Request A: Can you sum up the post about the Tokyo child center in two sentences?

Passage shown:
┌──

Tag Archives: children

This Gaijin is Game

Daily Prompt: City Planners
If you could clone one element from another city you’ve visited — a building, a cultural institution, a common street food, etc. — and bring it back to your own hometown, what would it be?
Child Dancing with Chrysanthemum Branch by Katsukawa Shunshō This file is in the public domain.
Child Dancing with Chrysanthemum Branch
by Katsukawa Shunshō
This file is in the public domain.

Years ago, I got a chance to visit Japan for a month. One thing I could not forget in the heart of Tokyo was the child center that had something different for children to do on each floor. I would love to take that to all cities I go to.

I went there for a youth camp. A group of gaijin and myself together with our Japanese counterparts built a horror ship for children in the basement and took part in various activities on different floors.

I love building things from boards, wood, nail, glue as well as decorating rooms with all sorts of materials. I also love “low pressure” acting. Once we were done building, painting and adding a tint of horror to the ship, we got to pretend we were the ship’s crew and walked children around on the ship and comforted them when they got too scared (I do hope we were not the object of nightmares for the little ones).

On another floor, children with a musical knack explored their limits. Well, children have no limits, so they explored different instruments from piano to weird pieces of sticks that make sounds when you knock them…

Let’s not forget how talented Japanese can be, so these kids had me left agaze. The room was filled with a tiny potential symphonic orchestra.

Moving up one floor, I found materials for children to show their creative skills working with clay, plaster, paint and any other possible artistic and crafty material you can imagine.

└──

Given records:

┌──

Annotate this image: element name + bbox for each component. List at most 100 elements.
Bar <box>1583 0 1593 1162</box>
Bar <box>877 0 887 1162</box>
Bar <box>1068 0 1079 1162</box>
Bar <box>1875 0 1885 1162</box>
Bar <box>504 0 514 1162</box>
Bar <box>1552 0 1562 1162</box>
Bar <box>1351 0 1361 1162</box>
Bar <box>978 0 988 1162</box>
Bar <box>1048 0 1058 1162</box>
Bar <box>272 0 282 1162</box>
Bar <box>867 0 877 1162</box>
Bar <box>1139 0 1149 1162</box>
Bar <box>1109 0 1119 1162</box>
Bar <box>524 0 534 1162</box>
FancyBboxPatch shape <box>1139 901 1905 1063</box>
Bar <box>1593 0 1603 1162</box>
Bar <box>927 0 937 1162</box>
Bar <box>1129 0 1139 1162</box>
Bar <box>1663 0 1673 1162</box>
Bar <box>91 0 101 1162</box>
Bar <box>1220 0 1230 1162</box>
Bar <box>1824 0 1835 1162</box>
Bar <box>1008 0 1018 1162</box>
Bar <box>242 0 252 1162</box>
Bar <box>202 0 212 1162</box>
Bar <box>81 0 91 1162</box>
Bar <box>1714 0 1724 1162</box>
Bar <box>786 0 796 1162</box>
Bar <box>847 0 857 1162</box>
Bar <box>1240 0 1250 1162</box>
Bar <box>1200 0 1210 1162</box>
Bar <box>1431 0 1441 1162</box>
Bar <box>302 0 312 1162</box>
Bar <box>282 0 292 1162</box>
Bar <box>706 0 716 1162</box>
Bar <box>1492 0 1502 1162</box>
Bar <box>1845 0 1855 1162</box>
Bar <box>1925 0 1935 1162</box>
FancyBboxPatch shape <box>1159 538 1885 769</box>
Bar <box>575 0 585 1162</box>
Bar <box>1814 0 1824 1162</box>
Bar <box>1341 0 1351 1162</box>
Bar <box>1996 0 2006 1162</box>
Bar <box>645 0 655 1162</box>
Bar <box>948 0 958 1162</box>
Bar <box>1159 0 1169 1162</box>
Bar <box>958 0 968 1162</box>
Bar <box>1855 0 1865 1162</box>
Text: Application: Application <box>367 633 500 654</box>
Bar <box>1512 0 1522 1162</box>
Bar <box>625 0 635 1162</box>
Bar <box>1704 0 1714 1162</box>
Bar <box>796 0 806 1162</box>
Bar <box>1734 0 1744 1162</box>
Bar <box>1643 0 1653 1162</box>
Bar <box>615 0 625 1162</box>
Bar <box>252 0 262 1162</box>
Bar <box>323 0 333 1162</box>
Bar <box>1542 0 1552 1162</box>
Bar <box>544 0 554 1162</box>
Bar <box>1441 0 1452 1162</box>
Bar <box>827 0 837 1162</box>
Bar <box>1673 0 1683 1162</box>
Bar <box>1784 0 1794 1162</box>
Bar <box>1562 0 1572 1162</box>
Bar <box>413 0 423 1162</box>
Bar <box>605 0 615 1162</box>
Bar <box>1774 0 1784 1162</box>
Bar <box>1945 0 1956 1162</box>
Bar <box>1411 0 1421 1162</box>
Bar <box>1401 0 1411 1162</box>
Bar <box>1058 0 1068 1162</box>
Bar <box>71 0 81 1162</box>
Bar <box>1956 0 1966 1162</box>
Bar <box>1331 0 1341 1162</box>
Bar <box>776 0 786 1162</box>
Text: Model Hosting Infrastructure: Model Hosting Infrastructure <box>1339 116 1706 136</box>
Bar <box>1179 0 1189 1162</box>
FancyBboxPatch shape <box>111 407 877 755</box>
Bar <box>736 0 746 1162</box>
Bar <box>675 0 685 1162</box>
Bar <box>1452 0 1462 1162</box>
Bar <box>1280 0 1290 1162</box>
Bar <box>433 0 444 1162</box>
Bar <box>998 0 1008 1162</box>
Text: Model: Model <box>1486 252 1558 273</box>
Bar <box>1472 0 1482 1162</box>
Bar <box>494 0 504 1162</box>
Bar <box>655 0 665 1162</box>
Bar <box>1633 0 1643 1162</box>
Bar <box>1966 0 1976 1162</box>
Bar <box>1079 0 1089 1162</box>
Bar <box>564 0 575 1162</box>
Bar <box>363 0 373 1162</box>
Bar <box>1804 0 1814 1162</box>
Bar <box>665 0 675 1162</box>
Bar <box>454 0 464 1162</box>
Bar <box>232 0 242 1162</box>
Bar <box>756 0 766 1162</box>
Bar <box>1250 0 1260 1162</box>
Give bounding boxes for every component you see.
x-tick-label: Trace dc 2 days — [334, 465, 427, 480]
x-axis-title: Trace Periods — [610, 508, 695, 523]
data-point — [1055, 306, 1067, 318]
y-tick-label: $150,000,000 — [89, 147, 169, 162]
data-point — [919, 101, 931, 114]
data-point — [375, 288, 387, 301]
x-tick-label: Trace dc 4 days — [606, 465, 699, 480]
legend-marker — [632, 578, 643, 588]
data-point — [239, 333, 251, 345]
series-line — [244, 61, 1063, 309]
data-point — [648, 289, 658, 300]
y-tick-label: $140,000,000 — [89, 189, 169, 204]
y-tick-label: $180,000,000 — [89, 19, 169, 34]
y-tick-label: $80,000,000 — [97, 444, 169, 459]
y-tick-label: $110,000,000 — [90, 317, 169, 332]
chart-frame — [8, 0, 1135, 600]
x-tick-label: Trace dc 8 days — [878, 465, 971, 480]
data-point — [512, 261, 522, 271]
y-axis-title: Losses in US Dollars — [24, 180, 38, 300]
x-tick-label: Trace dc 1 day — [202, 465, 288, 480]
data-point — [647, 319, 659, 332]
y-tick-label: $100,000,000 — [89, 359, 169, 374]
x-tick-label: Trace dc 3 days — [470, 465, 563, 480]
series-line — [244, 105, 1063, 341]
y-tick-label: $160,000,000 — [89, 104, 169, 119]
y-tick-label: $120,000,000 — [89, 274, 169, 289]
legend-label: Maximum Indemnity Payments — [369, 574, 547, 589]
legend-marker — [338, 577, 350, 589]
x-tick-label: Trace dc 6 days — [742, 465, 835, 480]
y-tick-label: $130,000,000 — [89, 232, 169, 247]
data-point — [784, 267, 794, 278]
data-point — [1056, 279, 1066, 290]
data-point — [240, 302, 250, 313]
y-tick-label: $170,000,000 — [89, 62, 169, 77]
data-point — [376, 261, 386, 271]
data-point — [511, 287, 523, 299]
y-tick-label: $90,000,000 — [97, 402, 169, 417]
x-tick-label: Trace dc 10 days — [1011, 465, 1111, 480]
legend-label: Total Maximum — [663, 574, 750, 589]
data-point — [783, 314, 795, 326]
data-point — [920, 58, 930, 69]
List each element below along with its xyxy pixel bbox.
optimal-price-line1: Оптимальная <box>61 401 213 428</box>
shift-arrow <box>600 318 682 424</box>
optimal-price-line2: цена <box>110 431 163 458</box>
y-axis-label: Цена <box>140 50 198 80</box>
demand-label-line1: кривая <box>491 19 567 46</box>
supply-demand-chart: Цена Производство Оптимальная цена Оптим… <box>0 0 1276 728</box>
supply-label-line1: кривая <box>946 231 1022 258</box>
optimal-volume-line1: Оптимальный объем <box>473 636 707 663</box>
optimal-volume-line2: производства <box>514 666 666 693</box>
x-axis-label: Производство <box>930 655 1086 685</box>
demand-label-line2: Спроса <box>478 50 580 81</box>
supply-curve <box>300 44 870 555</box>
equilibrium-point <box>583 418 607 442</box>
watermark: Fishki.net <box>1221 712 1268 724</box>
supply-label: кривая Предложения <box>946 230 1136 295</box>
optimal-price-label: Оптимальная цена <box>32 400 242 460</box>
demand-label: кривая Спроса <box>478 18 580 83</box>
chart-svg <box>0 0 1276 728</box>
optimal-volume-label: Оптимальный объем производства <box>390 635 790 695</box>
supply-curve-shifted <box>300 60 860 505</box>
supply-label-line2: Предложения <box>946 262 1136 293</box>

└──

Request B: Would you reproduce the records from their first line up to and including the line with "Bar <box>1200 0 1210 1162</box>"?

Worked answer A: During a month-long visit to Japan for a youth camp, the writer found a child center in the heart of Tokyo that had something different for children to do on each floor, and would love to take it to every city. There the writer helped build a horror ship for children in the basement, played one of its crew, and saw other floors where children explored musical instruments and worked with clay, plaster, paint and other craft materials.

Worked answer B:
Annotate this image: element name + bbox for each component. List at most 100 elements.
Bar <box>1583 0 1593 1162</box>
Bar <box>877 0 887 1162</box>
Bar <box>1068 0 1079 1162</box>
Bar <box>1875 0 1885 1162</box>
Bar <box>504 0 514 1162</box>
Bar <box>1552 0 1562 1162</box>
Bar <box>1351 0 1361 1162</box>
Bar <box>978 0 988 1162</box>
Bar <box>1048 0 1058 1162</box>
Bar <box>272 0 282 1162</box>
Bar <box>867 0 877 1162</box>
Bar <box>1139 0 1149 1162</box>
Bar <box>1109 0 1119 1162</box>
Bar <box>524 0 534 1162</box>
FancyBboxPatch shape <box>1139 901 1905 1063</box>
Bar <box>1593 0 1603 1162</box>
Bar <box>927 0 937 1162</box>
Bar <box>1129 0 1139 1162</box>
Bar <box>1663 0 1673 1162</box>
Bar <box>91 0 101 1162</box>
Bar <box>1220 0 1230 1162</box>
Bar <box>1824 0 1835 1162</box>
Bar <box>1008 0 1018 1162</box>
Bar <box>242 0 252 1162</box>
Bar <box>202 0 212 1162</box>
Bar <box>81 0 91 1162</box>
Bar <box>1714 0 1724 1162</box>
Bar <box>786 0 796 1162</box>
Bar <box>847 0 857 1162</box>
Bar <box>1240 0 1250 1162</box>
Bar <box>1200 0 1210 1162</box>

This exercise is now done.